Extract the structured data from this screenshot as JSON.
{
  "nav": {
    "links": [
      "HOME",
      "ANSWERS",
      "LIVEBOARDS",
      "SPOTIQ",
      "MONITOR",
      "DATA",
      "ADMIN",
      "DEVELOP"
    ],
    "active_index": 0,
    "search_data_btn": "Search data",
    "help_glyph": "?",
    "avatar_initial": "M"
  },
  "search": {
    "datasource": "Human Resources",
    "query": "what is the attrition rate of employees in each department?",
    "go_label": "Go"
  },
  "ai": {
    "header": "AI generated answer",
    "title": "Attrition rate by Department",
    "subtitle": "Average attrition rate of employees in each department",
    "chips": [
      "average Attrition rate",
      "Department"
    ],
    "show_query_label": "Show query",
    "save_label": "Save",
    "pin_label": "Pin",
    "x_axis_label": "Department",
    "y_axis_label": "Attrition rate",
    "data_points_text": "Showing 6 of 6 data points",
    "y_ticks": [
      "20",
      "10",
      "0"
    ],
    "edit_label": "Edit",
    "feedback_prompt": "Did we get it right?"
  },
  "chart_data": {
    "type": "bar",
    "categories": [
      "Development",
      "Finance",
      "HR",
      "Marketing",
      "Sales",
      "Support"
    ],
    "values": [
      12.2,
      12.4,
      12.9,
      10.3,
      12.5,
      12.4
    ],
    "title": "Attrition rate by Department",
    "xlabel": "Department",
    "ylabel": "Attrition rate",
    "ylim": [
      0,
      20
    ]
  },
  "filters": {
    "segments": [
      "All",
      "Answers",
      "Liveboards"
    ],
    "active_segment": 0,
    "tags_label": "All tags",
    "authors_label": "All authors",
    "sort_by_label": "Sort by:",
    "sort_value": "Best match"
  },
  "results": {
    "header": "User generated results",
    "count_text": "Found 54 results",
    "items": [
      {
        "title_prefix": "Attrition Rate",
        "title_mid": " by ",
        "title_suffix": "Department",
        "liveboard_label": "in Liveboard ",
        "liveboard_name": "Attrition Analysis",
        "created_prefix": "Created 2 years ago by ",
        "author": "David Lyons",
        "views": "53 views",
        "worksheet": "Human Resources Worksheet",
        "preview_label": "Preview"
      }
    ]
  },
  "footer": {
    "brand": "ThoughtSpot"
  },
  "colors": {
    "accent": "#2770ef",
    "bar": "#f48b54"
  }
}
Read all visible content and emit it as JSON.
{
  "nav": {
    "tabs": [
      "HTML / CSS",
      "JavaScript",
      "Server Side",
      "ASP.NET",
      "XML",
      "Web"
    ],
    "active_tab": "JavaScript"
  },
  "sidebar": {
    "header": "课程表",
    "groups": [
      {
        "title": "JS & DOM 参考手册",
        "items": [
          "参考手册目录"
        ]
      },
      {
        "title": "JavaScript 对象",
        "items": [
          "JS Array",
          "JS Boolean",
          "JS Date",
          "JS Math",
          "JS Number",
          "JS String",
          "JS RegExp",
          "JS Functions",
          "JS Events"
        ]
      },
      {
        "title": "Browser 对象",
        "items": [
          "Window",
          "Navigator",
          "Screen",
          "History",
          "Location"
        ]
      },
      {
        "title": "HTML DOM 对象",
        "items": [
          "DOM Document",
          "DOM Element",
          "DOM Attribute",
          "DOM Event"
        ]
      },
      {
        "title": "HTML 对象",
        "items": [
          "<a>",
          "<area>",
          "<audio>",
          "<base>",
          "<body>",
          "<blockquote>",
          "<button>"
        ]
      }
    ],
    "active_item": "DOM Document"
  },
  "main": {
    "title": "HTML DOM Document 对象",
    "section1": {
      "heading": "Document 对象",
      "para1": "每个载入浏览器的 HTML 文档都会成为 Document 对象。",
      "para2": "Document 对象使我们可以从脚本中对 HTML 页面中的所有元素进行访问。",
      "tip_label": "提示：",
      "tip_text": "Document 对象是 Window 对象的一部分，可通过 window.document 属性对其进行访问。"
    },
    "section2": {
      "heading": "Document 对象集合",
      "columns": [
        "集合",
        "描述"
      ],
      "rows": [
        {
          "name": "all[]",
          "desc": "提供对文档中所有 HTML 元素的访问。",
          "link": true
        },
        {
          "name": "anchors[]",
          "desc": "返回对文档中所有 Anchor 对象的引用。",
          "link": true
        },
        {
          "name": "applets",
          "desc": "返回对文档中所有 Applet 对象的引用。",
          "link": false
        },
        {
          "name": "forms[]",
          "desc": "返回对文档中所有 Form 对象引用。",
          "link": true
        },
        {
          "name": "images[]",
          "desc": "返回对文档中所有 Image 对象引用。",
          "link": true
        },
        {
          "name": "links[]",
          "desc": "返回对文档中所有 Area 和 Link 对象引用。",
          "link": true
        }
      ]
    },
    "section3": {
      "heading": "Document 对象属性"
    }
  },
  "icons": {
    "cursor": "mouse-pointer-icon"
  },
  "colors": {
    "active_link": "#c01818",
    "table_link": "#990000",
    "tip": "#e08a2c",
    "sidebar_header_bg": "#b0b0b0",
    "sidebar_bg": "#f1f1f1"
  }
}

—————

- [WHAT IS ASKED]:
From the material above, gather all lines that include the string "HTML" and copy them.

- [OUTPUT]:
      "HTML / CSS",
        "title": "HTML DOM 对象",
        "title": "HTML 对象",
    "title": "HTML DOM Document 对象",
      "para1": "每个载入浏览器的 HTML 文档都会成为 Document 对象。",
      "para2": "Document 对象使我们可以从脚本中对 HTML 页面中的所有元素进行访问。",
          "desc": "提供对文档中所有 HTML 元素的访问。",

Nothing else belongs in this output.